> Exercise input:
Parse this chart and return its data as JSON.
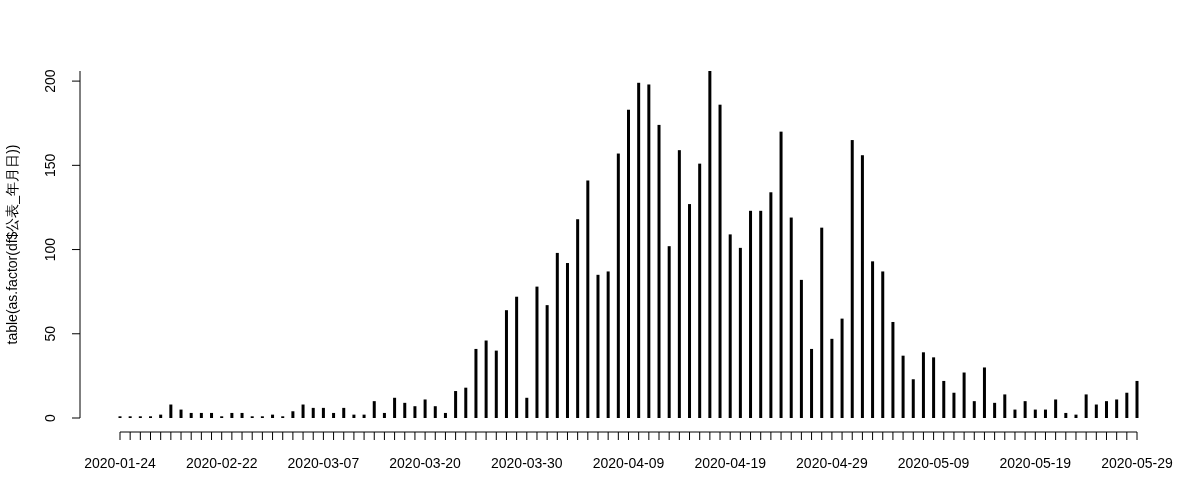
{
  "chart_data": {
    "type": "bar",
    "ylabel": "table(as.factor(df$公表_年月日))",
    "color": "#000000",
    "grid": false,
    "ylim": [
      0,
      206
    ],
    "yticks": [
      0,
      50,
      100,
      150,
      200
    ],
    "categories": [
      "2020-01-24",
      null,
      null,
      null,
      null,
      null,
      null,
      null,
      null,
      null,
      "2020-02-22",
      null,
      null,
      null,
      null,
      null,
      null,
      null,
      null,
      null,
      "2020-03-07",
      null,
      null,
      null,
      null,
      null,
      null,
      null,
      null,
      null,
      "2020-03-20",
      null,
      null,
      null,
      null,
      null,
      null,
      null,
      null,
      null,
      "2020-03-30",
      null,
      null,
      null,
      null,
      null,
      null,
      null,
      null,
      null,
      "2020-04-09",
      null,
      null,
      null,
      null,
      null,
      null,
      null,
      null,
      null,
      "2020-04-19",
      null,
      null,
      null,
      null,
      null,
      null,
      null,
      null,
      null,
      "2020-04-29",
      null,
      null,
      null,
      null,
      null,
      null,
      null,
      null,
      null,
      "2020-05-09",
      null,
      null,
      null,
      null,
      null,
      null,
      null,
      null,
      null,
      "2020-05-19",
      null,
      null,
      null,
      null,
      null,
      null,
      null,
      null,
      null,
      "2020-05-29"
    ],
    "values": [
      1,
      1,
      1,
      1,
      2,
      8,
      5,
      3,
      3,
      3,
      1,
      3,
      3,
      1,
      1,
      2,
      1,
      4,
      8,
      6,
      6,
      3,
      6,
      2,
      2,
      10,
      3,
      12,
      9,
      7,
      11,
      7,
      3,
      16,
      18,
      41,
      46,
      40,
      64,
      72,
      12,
      78,
      67,
      98,
      92,
      118,
      141,
      85,
      87,
      157,
      183,
      199,
      198,
      174,
      102,
      159,
      127,
      151,
      206,
      186,
      109,
      101,
      123,
      123,
      134,
      170,
      119,
      82,
      41,
      113,
      47,
      59,
      165,
      156,
      93,
      87,
      57,
      37,
      23,
      39,
      36,
      22,
      15,
      27,
      10,
      30,
      9,
      14,
      5,
      10,
      5,
      5,
      11,
      3,
      2,
      14,
      8,
      10,
      11,
      15,
      22
    ]
  }
}
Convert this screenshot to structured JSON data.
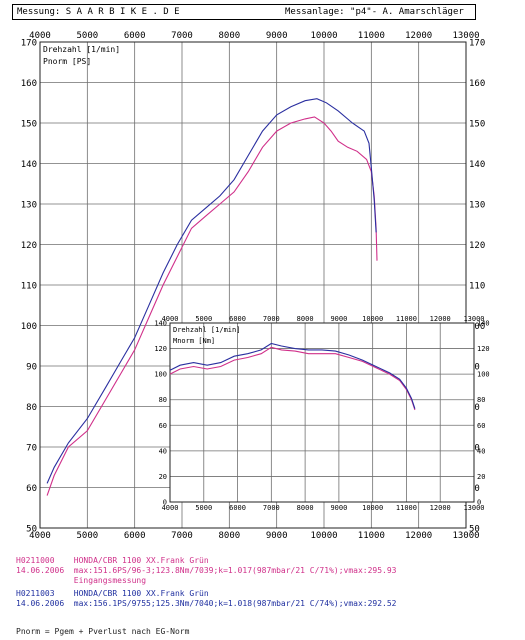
{
  "header": {
    "left": "Messung: S A A R B I K E . D E",
    "right": "Messanlage: \"p4\"- A. Amarschläger"
  },
  "colors": {
    "run1": "#d0308a",
    "run2": "#2a2fa0",
    "grid": "#6f6f6f"
  },
  "chart_data": [
    {
      "type": "line",
      "title": "",
      "xlabel": "",
      "ylabel": "",
      "legend_labels": [
        "Drehzahl [1/min]",
        "Pnorm [PS]"
      ],
      "xlim": [
        4000,
        13000
      ],
      "ylim": [
        50,
        170
      ],
      "x_ticks": [
        4000,
        5000,
        6000,
        7000,
        8000,
        9000,
        10000,
        11000,
        12000,
        13000
      ],
      "y_ticks_left": [
        50,
        60,
        70,
        80,
        90,
        100,
        110,
        120,
        130,
        140,
        150,
        160,
        170
      ],
      "y_ticks_right": [
        50,
        60,
        70,
        80,
        90,
        100,
        110,
        120,
        130,
        140,
        150,
        160,
        170
      ],
      "series": [
        {
          "colorKey": "run1",
          "points": [
            [
              4150,
              58
            ],
            [
              4300,
              63
            ],
            [
              4600,
              70
            ],
            [
              5000,
              74
            ],
            [
              5400,
              82
            ],
            [
              5700,
              88
            ],
            [
              6000,
              94
            ],
            [
              6300,
              102
            ],
            [
              6600,
              110
            ],
            [
              6900,
              117
            ],
            [
              7200,
              124
            ],
            [
              7500,
              127
            ],
            [
              7800,
              130
            ],
            [
              8100,
              133
            ],
            [
              8400,
              138
            ],
            [
              8700,
              144
            ],
            [
              9000,
              148
            ],
            [
              9300,
              150
            ],
            [
              9600,
              151
            ],
            [
              9800,
              151.5
            ],
            [
              10000,
              150
            ],
            [
              10150,
              148
            ],
            [
              10300,
              145.5
            ],
            [
              10500,
              144
            ],
            [
              10700,
              143
            ],
            [
              10900,
              141
            ],
            [
              11000,
              138
            ],
            [
              11060,
              132
            ],
            [
              11100,
              124
            ],
            [
              11120,
              116
            ]
          ]
        },
        {
          "colorKey": "run2",
          "points": [
            [
              4150,
              61
            ],
            [
              4300,
              65
            ],
            [
              4600,
              71
            ],
            [
              5000,
              77
            ],
            [
              5400,
              85
            ],
            [
              5700,
              91
            ],
            [
              6000,
              97
            ],
            [
              6300,
              105
            ],
            [
              6600,
              113
            ],
            [
              6900,
              120
            ],
            [
              7200,
              126
            ],
            [
              7500,
              129
            ],
            [
              7800,
              132
            ],
            [
              8100,
              136
            ],
            [
              8400,
              142
            ],
            [
              8700,
              148
            ],
            [
              9000,
              152
            ],
            [
              9300,
              154
            ],
            [
              9600,
              155.5
            ],
            [
              9850,
              156
            ],
            [
              10050,
              155
            ],
            [
              10300,
              153
            ],
            [
              10600,
              150
            ],
            [
              10850,
              148
            ],
            [
              10950,
              145
            ],
            [
              11000,
              139
            ],
            [
              11060,
              131
            ],
            [
              11100,
              123
            ]
          ]
        }
      ]
    },
    {
      "type": "line",
      "title": "",
      "xlabel": "",
      "ylabel": "",
      "legend_labels": [
        "Drehzahl [1/min]",
        "Mnorm [Nm]"
      ],
      "xlim": [
        4000,
        13000
      ],
      "ylim": [
        0,
        140
      ],
      "x_ticks": [
        4000,
        5000,
        6000,
        7000,
        8000,
        9000,
        10000,
        11000,
        12000,
        13000
      ],
      "y_ticks": [
        0,
        20,
        40,
        60,
        80,
        100,
        120,
        140
      ],
      "series": [
        {
          "colorKey": "run1",
          "points": [
            [
              4000,
              100
            ],
            [
              4300,
              104
            ],
            [
              4700,
              106
            ],
            [
              5100,
              104
            ],
            [
              5500,
              106
            ],
            [
              5900,
              111
            ],
            [
              6300,
              113
            ],
            [
              6700,
              116
            ],
            [
              7000,
              121
            ],
            [
              7300,
              119
            ],
            [
              7700,
              118
            ],
            [
              8100,
              116
            ],
            [
              8500,
              116
            ],
            [
              8900,
              116
            ],
            [
              9300,
              113
            ],
            [
              9700,
              110
            ],
            [
              10100,
              105
            ],
            [
              10500,
              100
            ],
            [
              10800,
              95
            ],
            [
              11000,
              88
            ],
            [
              11150,
              80
            ],
            [
              11250,
              72
            ]
          ]
        },
        {
          "colorKey": "run2",
          "points": [
            [
              4000,
              103
            ],
            [
              4300,
              107
            ],
            [
              4700,
              109
            ],
            [
              5100,
              107
            ],
            [
              5500,
              109
            ],
            [
              5900,
              114
            ],
            [
              6300,
              116
            ],
            [
              6700,
              119
            ],
            [
              7000,
              124
            ],
            [
              7300,
              122
            ],
            [
              7700,
              120
            ],
            [
              8100,
              119
            ],
            [
              8500,
              119
            ],
            [
              8900,
              118
            ],
            [
              9300,
              115
            ],
            [
              9700,
              111
            ],
            [
              10100,
              106
            ],
            [
              10500,
              101
            ],
            [
              10800,
              96
            ],
            [
              11000,
              89
            ],
            [
              11150,
              81
            ],
            [
              11250,
              73
            ]
          ]
        }
      ]
    }
  ],
  "footer": {
    "line1": "H0211000    HONDA/CBR 1100 XX.Frank Grün",
    "line2": "14.06.2006  max:151.6PS/96-3;123.8Nm/7039;k=1.017(987mbar/21 C/71%);vmax:295.93",
    "line3": "            Eingangsmessung",
    "line4": "H0211003    HONDA/CBR 1100 XX.Frank Grün",
    "line5": "14.06.2006  max:156.1PS/9755;125.3Nm/7040;k=1.018(987mbar/21 C/74%);vmax:292.52",
    "line6": "Pnorm = Pgem + Pverlust nach EG-Norm"
  }
}
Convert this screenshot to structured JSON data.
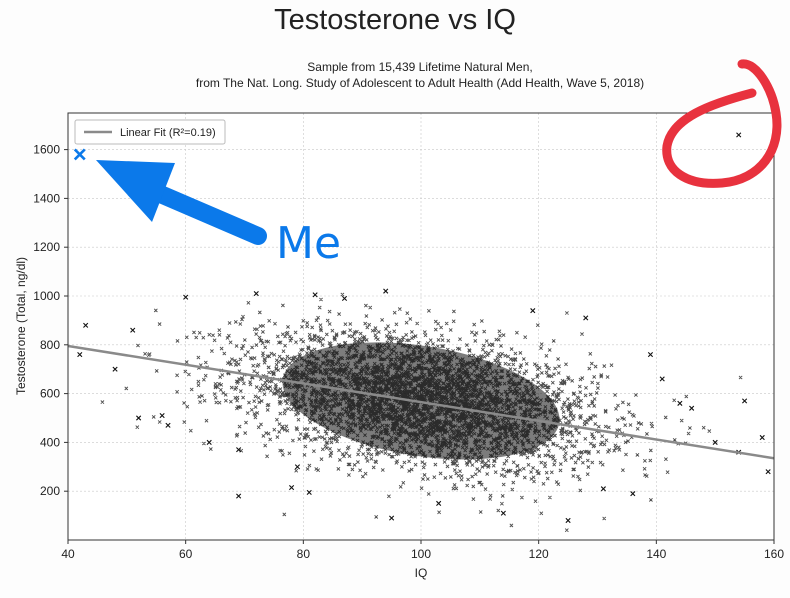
{
  "chart_data": {
    "type": "scatter",
    "title": "Testosterone vs IQ",
    "subtitle_lines": [
      "Sample from 15,439 Lifetime Natural Men,",
      "from The Nat. Long. Study of Adolescent to Adult Health (Add Health, Wave 5, 2018)"
    ],
    "xlabel": "IQ",
    "ylabel": "Testosterone (Total, ng/dl)",
    "xlim": [
      40,
      160
    ],
    "ylim": [
      0,
      1750
    ],
    "x_ticks": [
      40,
      60,
      80,
      100,
      120,
      140,
      160
    ],
    "y_ticks": [
      200,
      400,
      600,
      800,
      1000,
      1200,
      1400,
      1600
    ],
    "grid": true,
    "legend": {
      "placement": "top-left",
      "entries": [
        "Linear Fit (R²=0.19)"
      ]
    },
    "fit_line": {
      "x": [
        40,
        160
      ],
      "y": [
        795,
        335
      ]
    },
    "cloud": {
      "center_x": 100,
      "center_y": 570,
      "sd_x": 15,
      "sd_y": 130,
      "count": 15439
    },
    "outliers": [
      {
        "x": 43,
        "y": 880
      },
      {
        "x": 42,
        "y": 760
      },
      {
        "x": 48,
        "y": 700
      },
      {
        "x": 51,
        "y": 860
      },
      {
        "x": 52,
        "y": 500
      },
      {
        "x": 56,
        "y": 510
      },
      {
        "x": 57,
        "y": 470
      },
      {
        "x": 60,
        "y": 995
      },
      {
        "x": 64,
        "y": 400
      },
      {
        "x": 69,
        "y": 370
      },
      {
        "x": 69,
        "y": 180
      },
      {
        "x": 72,
        "y": 1010
      },
      {
        "x": 78,
        "y": 215
      },
      {
        "x": 79,
        "y": 300
      },
      {
        "x": 81,
        "y": 195
      },
      {
        "x": 82,
        "y": 1005
      },
      {
        "x": 87,
        "y": 990
      },
      {
        "x": 94,
        "y": 1020
      },
      {
        "x": 95,
        "y": 90
      },
      {
        "x": 103,
        "y": 150
      },
      {
        "x": 114,
        "y": 110
      },
      {
        "x": 119,
        "y": 940
      },
      {
        "x": 125,
        "y": 80
      },
      {
        "x": 128,
        "y": 910
      },
      {
        "x": 131,
        "y": 210
      },
      {
        "x": 136,
        "y": 190
      },
      {
        "x": 139,
        "y": 760
      },
      {
        "x": 141,
        "y": 660
      },
      {
        "x": 144,
        "y": 560
      },
      {
        "x": 146,
        "y": 540
      },
      {
        "x": 150,
        "y": 400
      },
      {
        "x": 154,
        "y": 360
      },
      {
        "x": 155,
        "y": 570
      },
      {
        "x": 158,
        "y": 420
      },
      {
        "x": 159,
        "y": 280
      },
      {
        "x": 154,
        "y": 1660
      }
    ],
    "highlighted_point": {
      "x": 42,
      "y": 1580
    }
  },
  "annotation": {
    "label": "Me",
    "arrow_color": "#0b79ea",
    "circle_color": "#e8323e"
  },
  "colors": {
    "points": "#111111",
    "fit_line": "#8a8a8a",
    "grid": "#c8c8c8",
    "axes": "#333333"
  }
}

> Requirement: What is the number of lines above that contain "from"? Answer with that number only.

> Response for this exercise: 2